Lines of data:
##############################
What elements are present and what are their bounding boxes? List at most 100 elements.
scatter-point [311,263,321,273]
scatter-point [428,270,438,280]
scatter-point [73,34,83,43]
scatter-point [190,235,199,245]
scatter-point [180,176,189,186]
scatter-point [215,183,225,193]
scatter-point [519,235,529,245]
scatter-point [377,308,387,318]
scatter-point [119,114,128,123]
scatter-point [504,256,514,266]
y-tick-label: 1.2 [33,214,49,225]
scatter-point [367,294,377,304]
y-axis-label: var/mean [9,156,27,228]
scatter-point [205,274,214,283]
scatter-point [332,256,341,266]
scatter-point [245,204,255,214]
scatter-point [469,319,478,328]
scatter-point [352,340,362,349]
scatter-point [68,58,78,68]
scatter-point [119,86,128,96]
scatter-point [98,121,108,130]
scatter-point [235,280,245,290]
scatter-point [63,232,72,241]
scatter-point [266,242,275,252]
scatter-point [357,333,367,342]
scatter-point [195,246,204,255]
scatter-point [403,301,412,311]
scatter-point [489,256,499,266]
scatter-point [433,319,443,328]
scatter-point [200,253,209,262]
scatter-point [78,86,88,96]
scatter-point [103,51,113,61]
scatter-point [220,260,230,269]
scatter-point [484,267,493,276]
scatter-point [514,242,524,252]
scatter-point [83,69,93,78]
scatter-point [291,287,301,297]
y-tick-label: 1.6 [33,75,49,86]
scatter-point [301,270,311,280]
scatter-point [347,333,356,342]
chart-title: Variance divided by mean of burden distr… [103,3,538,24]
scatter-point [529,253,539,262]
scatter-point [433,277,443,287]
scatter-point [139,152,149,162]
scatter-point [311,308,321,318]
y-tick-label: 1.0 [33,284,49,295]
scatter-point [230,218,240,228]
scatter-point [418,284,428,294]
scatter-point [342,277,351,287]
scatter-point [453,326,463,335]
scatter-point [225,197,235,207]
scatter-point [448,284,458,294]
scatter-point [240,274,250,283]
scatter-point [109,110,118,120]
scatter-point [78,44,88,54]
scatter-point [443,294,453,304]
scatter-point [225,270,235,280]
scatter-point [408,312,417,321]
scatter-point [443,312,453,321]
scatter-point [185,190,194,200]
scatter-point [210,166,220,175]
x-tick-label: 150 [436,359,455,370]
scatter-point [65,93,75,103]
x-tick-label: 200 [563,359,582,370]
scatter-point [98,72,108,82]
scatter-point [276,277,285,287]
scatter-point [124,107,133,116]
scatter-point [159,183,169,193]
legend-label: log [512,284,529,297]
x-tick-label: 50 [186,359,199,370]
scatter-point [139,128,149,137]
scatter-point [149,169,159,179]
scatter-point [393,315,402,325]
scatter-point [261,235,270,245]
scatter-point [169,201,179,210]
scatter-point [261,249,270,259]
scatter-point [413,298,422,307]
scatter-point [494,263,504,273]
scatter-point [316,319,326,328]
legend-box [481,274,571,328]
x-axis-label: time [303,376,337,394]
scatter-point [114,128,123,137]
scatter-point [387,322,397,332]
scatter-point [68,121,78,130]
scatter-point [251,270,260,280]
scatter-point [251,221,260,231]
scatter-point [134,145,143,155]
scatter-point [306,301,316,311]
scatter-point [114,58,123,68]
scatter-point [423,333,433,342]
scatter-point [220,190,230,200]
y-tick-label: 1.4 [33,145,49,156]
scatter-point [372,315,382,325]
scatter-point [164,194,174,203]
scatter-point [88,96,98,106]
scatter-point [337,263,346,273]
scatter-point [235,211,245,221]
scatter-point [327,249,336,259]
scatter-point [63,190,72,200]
##############################
**Requirements**
Rewrite the entries from the first line through the line holding "scatter-point [504,256,514,266]", inclusive, putting "data-point" in place of every "scatter-point" and keeping the rest as it is.

**The response**
What elements are present and what are their bounding boxes? List at most 100 elements.
data-point [311,263,321,273]
data-point [428,270,438,280]
data-point [73,34,83,43]
data-point [190,235,199,245]
data-point [180,176,189,186]
data-point [215,183,225,193]
data-point [519,235,529,245]
data-point [377,308,387,318]
data-point [119,114,128,123]
data-point [504,256,514,266]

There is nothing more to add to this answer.